TASK DIRECTIONS >> Reproduce the listing below without any change.

────────

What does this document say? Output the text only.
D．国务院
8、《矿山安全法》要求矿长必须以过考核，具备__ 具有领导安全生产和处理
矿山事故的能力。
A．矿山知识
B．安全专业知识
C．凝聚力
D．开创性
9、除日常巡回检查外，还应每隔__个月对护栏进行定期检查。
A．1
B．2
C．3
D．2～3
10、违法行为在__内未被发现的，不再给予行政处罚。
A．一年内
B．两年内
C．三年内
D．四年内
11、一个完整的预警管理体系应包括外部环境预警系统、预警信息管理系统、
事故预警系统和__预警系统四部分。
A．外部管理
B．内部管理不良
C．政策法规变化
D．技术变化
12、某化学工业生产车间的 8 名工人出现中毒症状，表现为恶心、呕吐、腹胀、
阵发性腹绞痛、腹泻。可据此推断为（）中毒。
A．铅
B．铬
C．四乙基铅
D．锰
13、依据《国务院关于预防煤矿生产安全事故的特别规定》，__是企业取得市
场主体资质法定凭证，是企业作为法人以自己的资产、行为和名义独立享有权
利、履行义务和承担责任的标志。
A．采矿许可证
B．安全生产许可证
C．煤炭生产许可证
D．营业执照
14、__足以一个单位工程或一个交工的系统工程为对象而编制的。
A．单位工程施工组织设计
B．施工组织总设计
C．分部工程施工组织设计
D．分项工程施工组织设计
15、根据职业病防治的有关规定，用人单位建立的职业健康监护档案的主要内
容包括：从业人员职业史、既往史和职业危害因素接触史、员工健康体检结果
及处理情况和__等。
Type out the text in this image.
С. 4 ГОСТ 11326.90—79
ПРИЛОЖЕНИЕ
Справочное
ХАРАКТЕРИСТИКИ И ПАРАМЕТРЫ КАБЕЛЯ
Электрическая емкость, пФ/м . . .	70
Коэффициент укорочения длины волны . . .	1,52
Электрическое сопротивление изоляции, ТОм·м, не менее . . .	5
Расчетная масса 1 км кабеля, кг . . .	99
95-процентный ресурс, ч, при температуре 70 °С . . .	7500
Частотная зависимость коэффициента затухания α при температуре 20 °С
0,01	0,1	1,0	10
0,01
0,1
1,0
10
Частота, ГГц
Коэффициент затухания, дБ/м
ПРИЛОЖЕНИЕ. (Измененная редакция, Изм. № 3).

────────

CORRECT OUTPUT >>
What does this document say? Output the text only.
D．国务院
8、《矿山安全法》要求矿长必须以过考核，具备__ 具有领导安全生产和处理
矿山事故的能力。
A．矿山知识
B．安全专业知识
C．凝聚力
D．开创性
9、除日常巡回检查外，还应每隔__个月对护栏进行定期检查。
A．1
B．2
C．3
D．2～3
10、违法行为在__内未被发现的，不再给予行政处罚。
A．一年内
B．两年内
C．三年内
D．四年内
11、一个完整的预警管理体系应包括外部环境预警系统、预警信息管理系统、
事故预警系统和__预警系统四部分。
A．外部管理
B．内部管理不良
C．政策法规变化
D．技术变化
12、某化学工业生产车间的 8 名工人出现中毒症状，表现为恶心、呕吐、腹胀、
阵发性腹绞痛、腹泻。可据此推断为（）中毒。
A．铅
B．铬
C．四乙基铅
D．锰
13、依据《国务院关于预防煤矿生产安全事故的特别规定》，__是企业取得市
场主体资质法定凭证，是企业作为法人以自己的资产、行为和名义独立享有权
利、履行义务和承担责任的标志。
A．采矿许可证
B．安全生产许可证
C．煤炭生产许可证
D．营业执照
14、__足以一个单位工程或一个交工的系统工程为对象而编制的。
A．单位工程施工组织设计
B．施工组织总设计
C．分部工程施工组织设计
D．分项工程施工组织设计
15、根据职业病防治的有关规定，用人单位建立的职业健康监护档案的主要内
容包括：从业人员职业史、既往史和职业危害因素接触史、员工健康体检结果
及处理情况和__等。
Type out the text in this image.
С. 4 ГОСТ 11326.90—79
ПРИЛОЖЕНИЕ
Справочное
ХАРАКТЕРИСТИКИ И ПАРАМЕТРЫ КАБЕЛЯ
Электрическая емкость, пФ/м . . .	70
Коэффициент укорочения длины волны . . .	1,52
Электрическое сопротивление изоляции, ТОм·м, не менее . . .	5
Расчетная масса 1 км кабеля, кг . . .	99
95-процентный ресурс, ч, при температуре 70 °С . . .	7500
Частотная зависимость коэффициента затухания α при температуре 20 °С
0,01	0,1	1,0	10
0,01
0,1
1,0
10
Частота, ГГц
Коэффициент затухания, дБ/м
ПРИЛОЖЕНИЕ. (Измененная редакция, Изм. № 3).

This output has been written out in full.